--- START MATERIAL FOR THE TASK ---

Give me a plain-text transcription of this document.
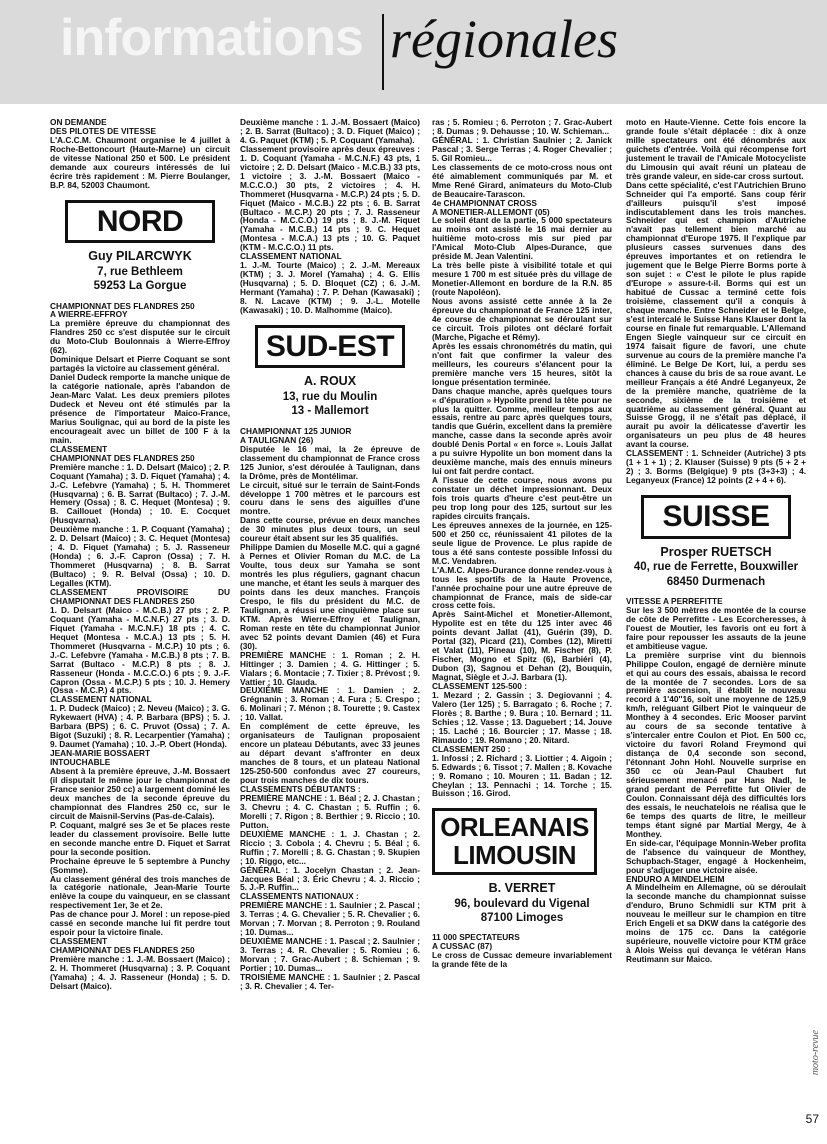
informations régionales

ON DEMANDE
DES PILOTES DE VITESSE
L'A.C.C.M. Chaumont organise le 4 juillet à Roche-Bettoncourt (Haute-Marne) un circuit de vitesse National 250 et 500. Le président demande aux coureurs intéressés de lui écrire très rapidement : M. Pierre Boulanger, B.P. 84, 52003 Chaumont.

NORD
Guy PILARCWYK
7, rue Bethleem
59253 La Gorgue

CHAMPIONNAT DES FLANDRES 250
A WIERRE-EFFROY
La première épreuve du championnat des Flandres 250 cc s'est disputée sur le circuit du Moto-Club Boulonnais à Wierre-Effroy (62).
Dominique Delsart et Pierre Coquant se sont partagés la victoire au classement général.
Daniel Dudeck remporte la manche unique de la catégorie nationale, après l'abandon de Jean-Marc Valat. Les deux premiers pilotes Dudeck et Neveu ont été stimulés par la présence de l'importateur Maico-France, Marius Soulignac, qui au bord de la piste les encourageait avec un billet de 100 F à la main.
CLASSEMENT
CHAMPIONNAT DES FLANDRES 250
Première manche : 1. D. Delsart (Maico) ; 2. P. Coquant (Yamaha) ; 3. D. Fiquet (Yamaha) ; 4. J.-C. Lefebvre (Yamaha) ; 5. H. Thommeret (Husqvarna) ; 6. B. Sarrat (Bultaco) ; 7. J.-M. Hemery (Ossa) ; 8. C. Hequet (Montesa) ; 9. B. Caillouet (Honda) ; 10. E. Cocquet (Husqvarna).
Deuxième manche : 1. P. Coquant (Yamaha) ; 2. D. Delsart (Maico) ; 3. C. Hequet (Montesa) ; 4. D. Fiquet (Yamaha) ; 5. J. Rasseneur (Honda) ; 6. J.-F. Capron (Ossa) ; 7. H. Thommeret (Husqvarna) ; 8. B. Sarrat (Bultaco) ; 9. R. Belval (Ossa) ; 10. D. Legalles (KTM).
CLASSEMENT PROVISOIRE DU CHAMPIONNAT DES FLANDRES 250
1. D. Delsart (Maico - M.C.B.) 27 pts ; 2. P. Coquant (Yamaha - M.C.N.F.) 27 pts ; 3. D. Fiquet (Yamaha - M.C.N.F.) 18 pts ; 4. C. Hequet (Montesa - M.C.A.) 13 pts ; 5. H. Thommeret (Husqvarna - M.C.P.) 10 pts ; 6. J.-C. Lefebvre (Yamaha - M.C.B.) 8 pts ; 7. B. Sarrat (Bultaco - M.C.P.) 8 pts ; 8. J. Rasseneur (Honda - M.C.C.O.) 6 pts ; 9. J.-F. Capron (Ossa - M.C.P.) 5 pts ; 10. J. Hemery (Ossa - M.C.P.) 4 pts.
CLASSEMENT NATIONAL
1. P. Dudeck (Maico) ; 2. Neveu (Maico) ; 3. G. Rykewaert (HVA) ; 4. P. Barbara (BPS) ; 5. J. Barbara (BPS) ; 6. C. Pruvot (Ossa) ; 7. A. Bigot (Suzuki) ; 8. R. Lecarpentier (Yamaha) ; 9. Daumet (Yamaha) ; 10. J.-P. Obert (Honda).
JEAN-MARIE BOSSAERT
INTOUCHABLE
Absent à la première épreuve, J.-M. Bossaert (il disputait le même jour le championnat de France senior 250 cc) a largement dominé les deux manches de la seconde épreuve du championnat des Flandres 250 cc, sur le circuit de Maisnil-Servins (Pas-de-Calais).
P. Coquant, malgré ses 3e et 5e places reste leader du classement provisoire. Belle lutte en seconde manche entre D. Fiquet et Sarrat pour la seconde position.
Prochaine épreuve le 5 septembre à Punchy (Somme).
Au classement général des trois manches de la catégorie nationale, Jean-Marie Tourte enlève la coupe du vainqueur, en se classant respectivement 1er, 3e et 2e.
Pas de chance pour J. Morel : un repose-pied cassé en seconde manche lui fit perdre tout espoir pour la victoire finale.
CLASSEMENT
CHAMPIONNAT DES FLANDRES 250
Première manche : 1. J.-M. Bossaert (Maico) ; 2. H. Thommeret (Husqvarna) ; 3. P. Coquant (Yamaha) ; 4. J. Rasseneur (Honda) ; 5. D. Delsart (Maico).

Deuxième manche : 1. J.-M. Bossaert (Maico) ; 2. B. Sarrat (Bultaco) ; 3. D. Fiquet (Maico) ; 4. G. Paquet (KTM) ; 5. P. Coquant (Yamaha).
Classement provisoire après deux épreuves : 1. D. Coquant (Yamaha - M.C.N.F.) 43 pts, 1 victoire ; 2. D. Delsart (Maico - M.C.B.) 33 pts, 1 victoire ; 3. J.-M. Bossaert (Maico - M.C.C.O.) 30 pts, 2 victoires ; 4. H. Thommeret (Husqvarna - M.C.P.) 24 pts ; 5. D. Fiquet (Maico - M.C.B.) 22 pts ; 6. B. Sarrat (Bultaco - M.C.P.) 20 pts ; 7. J. Rasseneur (Honda - M.C.C.O.) 19 pts ; 8. J.-M. Fiquet (Yamaha - M.C.B.) 14 pts ; 9. C. Hequet (Montesa - M.C.A.) 13 pts ; 10. G. Paquet (KTM - M.C.C.O.) 11 pts.
CLASSEMENT NATIONAL
1. J.-M. Tourte (Maico) ; 2. J.-M. Mereaux (KTM) ; 3. J. Morel (Yamaha) ; 4. G. Ellis (Husqvarna) ; 5. D. Bloquet (CZ) ; 6. J.-M. Hermant (Yamaha) ; 7. P. Dehan (Kawasaki) ; 8. N. Lacave (KTM) ; 9. J.-L. Motelle (Kawasaki) ; 10. D. Malhomme (Maico).

SUD-EST
A. ROUX
13, rue du Moulin
13 - Mallemort

CHAMPIONNAT 125 JUNIOR
A TAULIGNAN (26)
Disputée le 16 mai, la 2e épreuve de classement du championnat de France cross 125 Junior, s'est déroulée à Taulignan, dans la Drôme, près de Montélimar.
Le circuit, situé sur le terrain de Saint-Fonds développe 1 700 mètres et le parcours est couru dans le sens des aiguilles d'une montre.
Dans cette course, prévue en deux manches de 30 minutes plus deux tours, un seul coureur était absent sur les 35 qualifiés.
Philippe Damien du Moselle M.C. qui a gagné à Pernes et Olivier Roman du M.C. de La Voulte, tous deux sur Yamaha se sont montrés les plus réguliers, gagnant chacun une manche, et étant les seuls à marquer des points dans les deux manches. François Crespo, le fils du président du M.C. de Taulignan, a réussi une cinquième place sur KTM. Après Wierre-Effroy et Taulignan, Roman reste en tête du championnat Junior avec 52 points devant Damien (46) et Fura (30).
PREMIÈRE MANCHE : 1. Roman ; 2. H. Hittinger ; 3. Damien ; 4. G. Hittinger ; 5. Vialars ; 6. Montacie ; 7. Tixier ; 8. Prévost ; 9. Vattier ; 10. Glauda.
DEUXIÈME MANCHE : 1. Damien ; 2. Grégnanin ; 3. Roman ; 4. Fura ; 5. Crespo ; 6. Molinari ; 7. Ménon ; 8. Tourette ; 9. Castex ; 10. Vallat.
En complément de cette épreuve, les organisateurs de Taulignan proposaient encore un plateau Débutants, avec 33 jeunes au départ devant s'affronter en deux manches de 8 tours, et un plateau National 125-250-500 confondus avec 27 coureurs, pour trois manches de dix tours.
CLASSEMENTS DÉBUTANTS :
PREMIÈRE MANCHE : 1. Béal ; 2. J. Chastan ; 3. Chevru ; 4. C. Chastan ; 5. Ruffin ; 6. Morelli ; 7. Rigon ; 8. Berthier ; 9. Riccio ; 10. Putton.
DEUXIÈME MANCHE : 1. J. Chastan ; 2. Riccio ; 3. Cobola ; 4. Chevru ; 5. Béal ; 6. Ruffin ; 7. Morelli ; 8. G. Chastan ; 9. Skupien ; 10. Riggo, etc...
GÉNÉRAL : 1. Jocelyn Chastan ; 2. Jean-Jacques Béal ; 3. Éric Chevru ; 4. J. Riccio ; 5. J.-P. Ruffin...
CLASSEMENTS NATIONAUX :
PREMIÈRE MANCHE : 1. Saulnier ; 2. Pascal ; 3. Terras ; 4. G. Chevalier ; 5. R. Chevalier ; 6. Morvan ; 7. Morvan ; 8. Perroton ; 9. Rouland ; 10. Dumas...
DEUXIÈME MANCHE : 1. Pascal ; 2. Saulnier ; 3. Terras ; 4. R. Chevalier ; 5. Romieu ; 6. Morvan ; 7. Grac-Aubert ; 8. Schieman ; 9. Portier ; 10. Dumas...
TROISIÈME MANCHE : 1. Saulnier ; 2. Pascal ; 3. R. Chevalier ; 4. Ter-

ras ; 5. Romieu ; 6. Perroton ; 7. Grac-Aubert ; 8. Dumas ; 9. Dehausse ; 10. W. Schieman...
GÉNÉRAL : 1. Christian Saulnier ; 2. Janick Pascal ; 3. Serge Terras ; 4. Roger Chevalier ; 5. Gil Romieu...
Les classements de ce moto-cross nous ont été aimablement communiqués par M. et Mme René Girard, animateurs du Moto-Club de Beaucaire-Tarascon.
4e CHAMPIONNAT CROSS
A MONETIER-ALLEMONT (05)
Le soleil étant de la partie, 5 000 spectateurs au moins ont assisté le 16 mai dernier au huitième moto-cross mis sur pied par l'Amical Moto-Club Alpes-Durance, que préside M. Jean Valentini.
La très belle piste à visibilité totale et qui mesure 1 700 m est située près du village de Monetier-Allemont en bordure de la R.N. 85 (route Napoléon).
Nous avons assisté cette année à la 2e épreuve du championnat de France 125 inter, 4e course de championnat se déroulant sur ce circuit. Trois pilotes ont déclaré forfait (Marche, Pigache et Rémy).
Après les essais chronométrés du matin, qui n'ont fait que confirmer la valeur des meilleurs, les coureurs s'élancent pour la première manche vers 15 heures, sitôt la longue présentation terminée.
Dans chaque manche, après quelques tours « d'épuration » Hypolite prend la tête pour ne plus la quitter. Comme, meilleur temps aux essais, rentre au parc après quelques tours, tandis que Guérin, excellent dans la première manche, casse dans la seconde après avoir doublé Denis Portal « en force ». Louis Jallat a pu suivre Hypolite un bon moment dans la deuxième manche, mais des ennuis mineurs lui ont fait perdre contact.
A l'issue de cette course, nous avons pu constater un déchet impressionnant. Deux fois trois quarts d'heure c'est peut-être un peu trop long pour des 125, surtout sur les rapides circuits français.
Les épreuves annexes de la journée, en 125-500 et 250 cc, réunissaient 41 pilotes de la seule ligue de Provence. Le plus rapide de tous a été sans conteste possible Infossi du M.C. Vendabren.
L'A.M.C. Alpes-Durance donne rendez-vous à tous les sportifs de la Haute Provence, l'année prochaine pour une autre épreuve de championnat de France, mais de side-car cross cette fois.
Après Saint-Michel et Monetier-Allemont, Hypolite est en tête du 125 inter avec 46 points devant Jallat (41), Guérin (39), D. Portal (32), Picard (21), Combes (12), Miretti et Valat (11), Pineau (10), M. Fischer (8), P. Fischer, Mogno et Spitz (6), Barbiéri (4), Dubon (3), Sagnou et Dehan (2), Bouquin, Magnat, Siègle et J.-J. Barbara (1).
CLASSEMENT 125-500 :
1. Mezard ; 2. Gassin ; 3. Degiovanni ; 4. Valero (1er 125) ; 5. Barragato ; 6. Roche ; 7. Florès ; 8. Barthe ; 9. Bura ; 10. Bernard ; 11. Schies ; 12. Vasse ; 13. Daguebert ; 14. Jouve ; 15. Laché ; 16. Bourcier ; 17. Masse ; 18. Rimaudo ; 19. Romano ; 20. Nitard.
CLASSEMENT 250 :
1. Infossi ; 2. Richard ; 3. Liottier ; 4. Aigoin ; 5. Edwards ; 6. Tissot ; 7. Mallen ; 8. Kovache ; 9. Romano ; 10. Mouren ; 11. Badan ; 12. Cheylan ; 13. Pennachi ; 14. Torche ; 15. Buisson ; 16. Girod.

ORLEANAIS LIMOUSIN
B. VERRET
96, boulevard du Vigenal
87100 Limoges

11 000 SPECTATEURS
A CUSSAC (87)
Le cross de Cussac demeure invariablement la grande fête de la

moto en Haute-Vienne. Cette fois encore la grande foule s'était déplacée : dix à onze mille spectateurs ont été dénombrés aux guichets d'entrée. Voilà qui récompense fort justement le travail de l'Amicale Motocycliste du Limousin qui avait réuni un plateau de très grande valeur, en side-car cross surtout.
Dans cette spécialité, c'est l'Autrichien Bruno Schneider qui l'a emporté. Sans coup férir d'ailleurs puisqu'il s'est imposé indiscutablement dans les trois manches. Schneider qui est champion d'Autriche n'avait pas tellement bien marché au championnat d'Europe 1975. Il l'explique par plusieurs casses survenues dans des épreuves importantes et on retiendra le jugement que le Belge Pierre Borms porte à son sujet : « C'est le pilote le plus rapide d'Europe » assure-t-il. Borms qui est un habitué de Cussac a terminé cette fois troisième, classement qu'il a conquis à chaque manche. Entre Schneider et le Belge, s'est intercalé le Suisse Hans Klauser dont la course en finale fut remarquable. L'Allemand Engen Siegle vainqueur sur ce circuit en 1974 faisait figure de favori, une chute survenue au cours de la première manche l'a éliminé. Le Belge De Kort, lui, a perdu ses chances à cause du bris de sa roue avant. Le meilleur Français a été André Leganyeux, 2e de la première manche, quatrième de la seconde, sixième de la troisième et quatrième au classement général. Quant au Suisse Grogg, il ne s'était pas déplacé, il aurait pu avoir la délicatesse d'avertir les organisateurs un peu plus de 48 heures avant la course.
CLASSEMENT : 1. Schneider (Autriche) 3 pts (1 + 1 + 1) ; 2. Klauser (Suisse) 9 pts (5 + 2 + 2) ; 3. Borms (Belgique) 9 pts (3+3+3) ; 4. Leganyeux (France) 12 points (2 + 4 + 6).

SUISSE
Prosper RUETSCH
40, rue de Ferrette, Bouxwiller
68450 Durmenach

VITESSE A PERREFITTE
Sur les 3 500 mètres de montée de la course de côte de Perrefitte - Les Ecorcheresses, à l'ouest de Moutier, les favoris ont eu fort à faire pour repousser les assauts de la jeune et ambitieuse vague.
La première surprise vint du biennois Philippe Coulon, engagé de dernière minute et qui au cours des essais, abaissa le record de la montée de 7 secondes. Lors de sa première ascension, il établit le nouveau record à 1'40''16, soit une moyenne de 125,9 km/h, reléguant Gilbert Piot le vainqueur de Monthey à 4 secondes. Eric Mooser parvint au cours de sa seconde tentative à s'intercaler entre Coulon et Piot. En 500 cc, victoire du favori Roland Freymond qui distança de 0,4 seconde son second, l'étonnant John Hohl. Nouvelle surprise en 350 cc où Jean-Paul Chaubert fut sérieusement menacé par Hans Nadl, le grand perdant de Perrefitte fut Olivier de Coulon. Connaissant déjà des difficultés lors des essais, le neuchatelois ne réalisa que le 6e temps des quarts de litre, le meilleur temps étant signé par Martial Mergy, 4e à Monthey.
En side-car, l'équipage Monnin-Weber profita de l'absence du vainqueur de Monthey, Schupbach-Stager, engagé à Hockenheim, pour s'adjuger une victoire aisée.
ENDURO A MINDELHEIM
A Mindelheim en Allemagne, où se déroulait la seconde manche du championnat suisse d'enduro, Bruno Schmidli sur KTM prit à nouveau le meilleur sur le champion en titre Erich Engeli et sa DKW dans la catégorie des moins de 175 cc. Dans la catégorie supérieure, nouvelle victoire pour KTM grâce à Alois Weiss qui devança le vétéran Hans Reutimann sur Maico.

moto-revue
57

--- END MATERIAL FOR THE TASK ---

▶ [GOAL OF THE EXERCISE]: Identify the lines of the entries containing the string "assisté". Copy each such line.

▶ [THE RESPONSE]:
Le soleil étant de la partie, 5 000 spectateurs au moins ont assisté le 16 mai dernier au huitième moto-cross mis sur pied par l'Amical Moto-Club Alpes-Durance, que préside M. Jean Valentini.
Nous avons assisté cette année à la 2e épreuve du championnat de France 125 inter, 4e course de championnat se déroulant sur ce circuit. Trois pilotes ont déclaré forfait (Marche, Pigache et Rémy).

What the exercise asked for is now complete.